§ CHALLENGE: Gather all lines from the material that contain "icon".

§ Records from a data collection:
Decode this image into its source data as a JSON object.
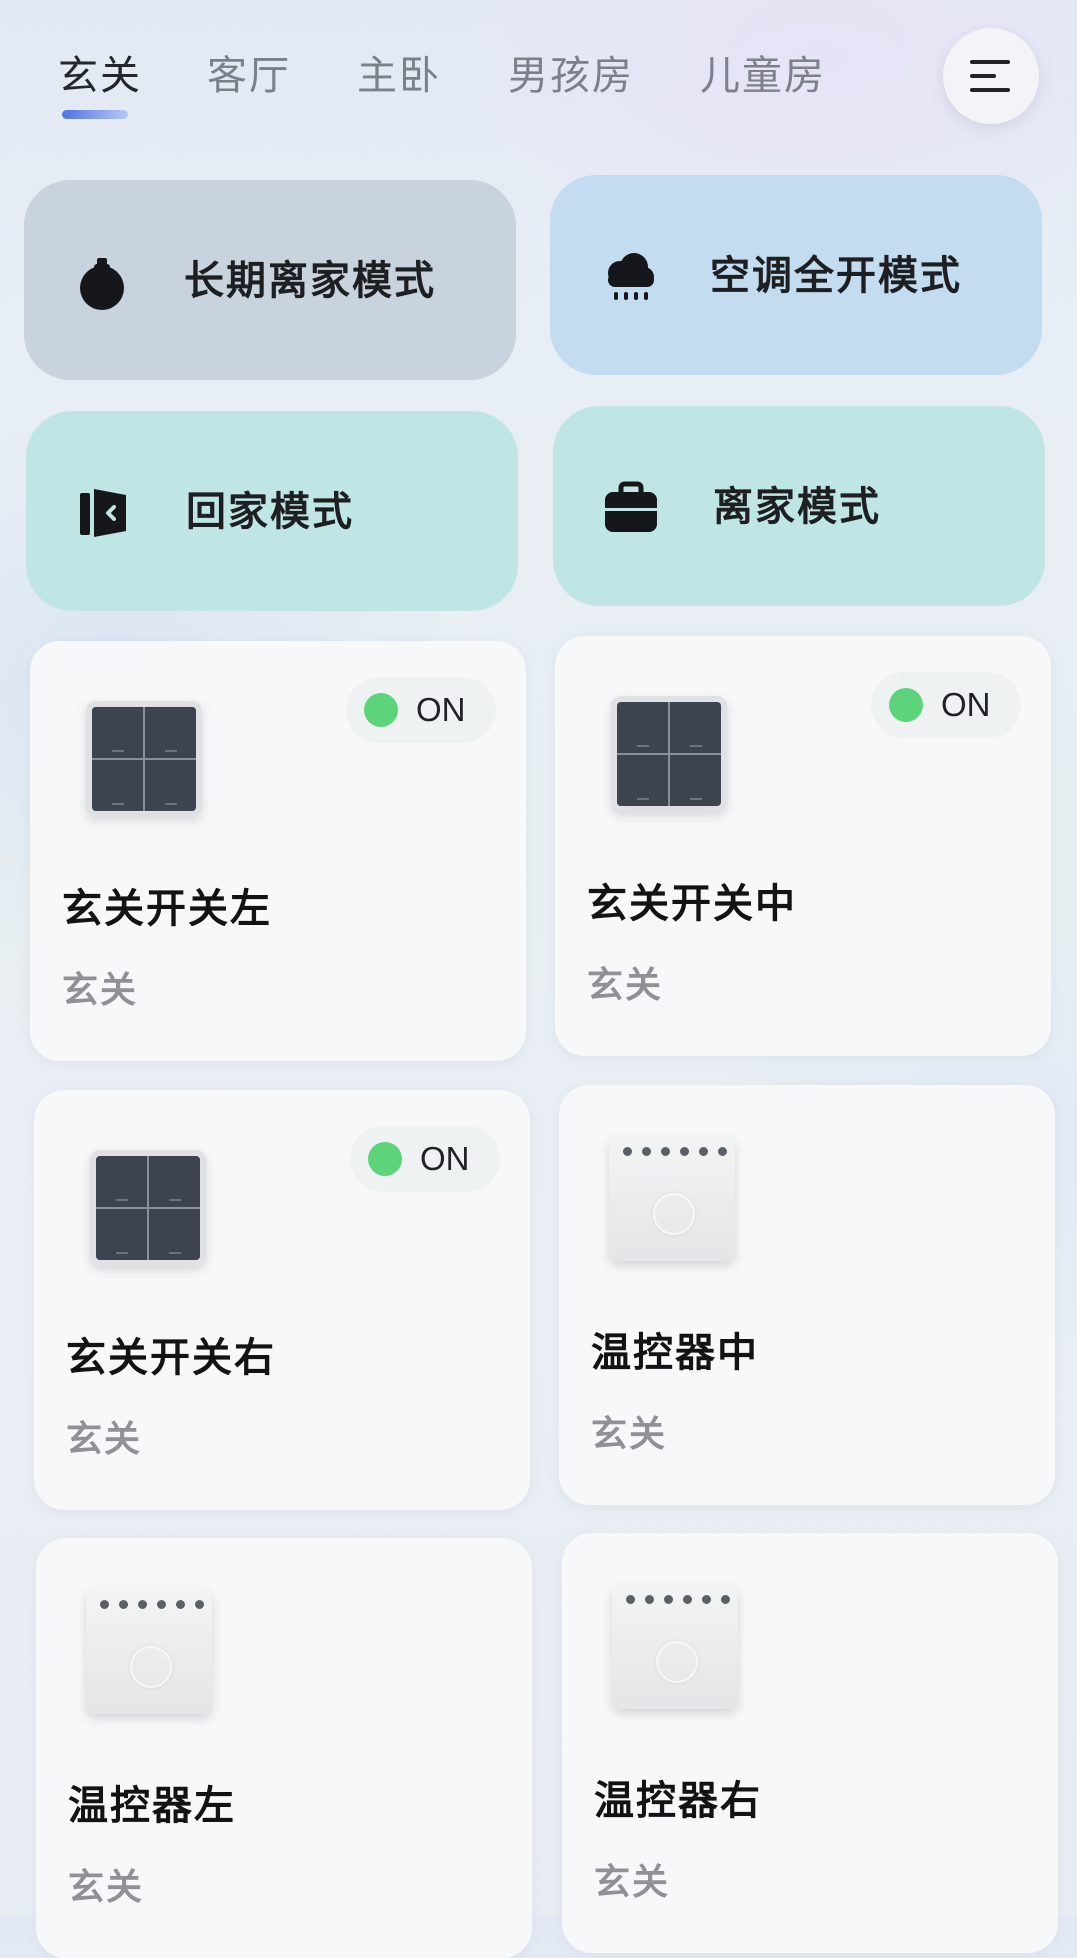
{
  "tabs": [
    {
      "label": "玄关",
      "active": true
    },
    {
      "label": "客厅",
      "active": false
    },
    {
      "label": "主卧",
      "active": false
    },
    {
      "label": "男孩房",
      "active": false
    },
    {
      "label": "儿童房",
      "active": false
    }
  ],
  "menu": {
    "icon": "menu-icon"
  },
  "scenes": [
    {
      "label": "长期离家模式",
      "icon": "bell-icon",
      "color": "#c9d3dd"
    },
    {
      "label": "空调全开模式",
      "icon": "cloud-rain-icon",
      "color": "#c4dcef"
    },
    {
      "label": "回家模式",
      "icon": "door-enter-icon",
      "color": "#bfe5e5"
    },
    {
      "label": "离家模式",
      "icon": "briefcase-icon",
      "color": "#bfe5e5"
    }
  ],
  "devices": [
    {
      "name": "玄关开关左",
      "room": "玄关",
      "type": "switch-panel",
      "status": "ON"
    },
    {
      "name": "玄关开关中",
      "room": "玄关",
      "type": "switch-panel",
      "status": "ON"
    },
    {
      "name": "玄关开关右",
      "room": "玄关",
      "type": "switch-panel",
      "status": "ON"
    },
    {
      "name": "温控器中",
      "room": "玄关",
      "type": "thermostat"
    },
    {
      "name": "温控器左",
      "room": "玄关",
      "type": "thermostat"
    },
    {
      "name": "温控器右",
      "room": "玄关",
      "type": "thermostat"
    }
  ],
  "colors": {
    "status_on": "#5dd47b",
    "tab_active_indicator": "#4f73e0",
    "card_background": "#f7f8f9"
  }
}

§ RESPONSE:
    "icon": "menu-icon"
      "icon": "bell-icon",
      "icon": "cloud-rain-icon",
      "icon": "door-enter-icon",
      "icon": "briefcase-icon",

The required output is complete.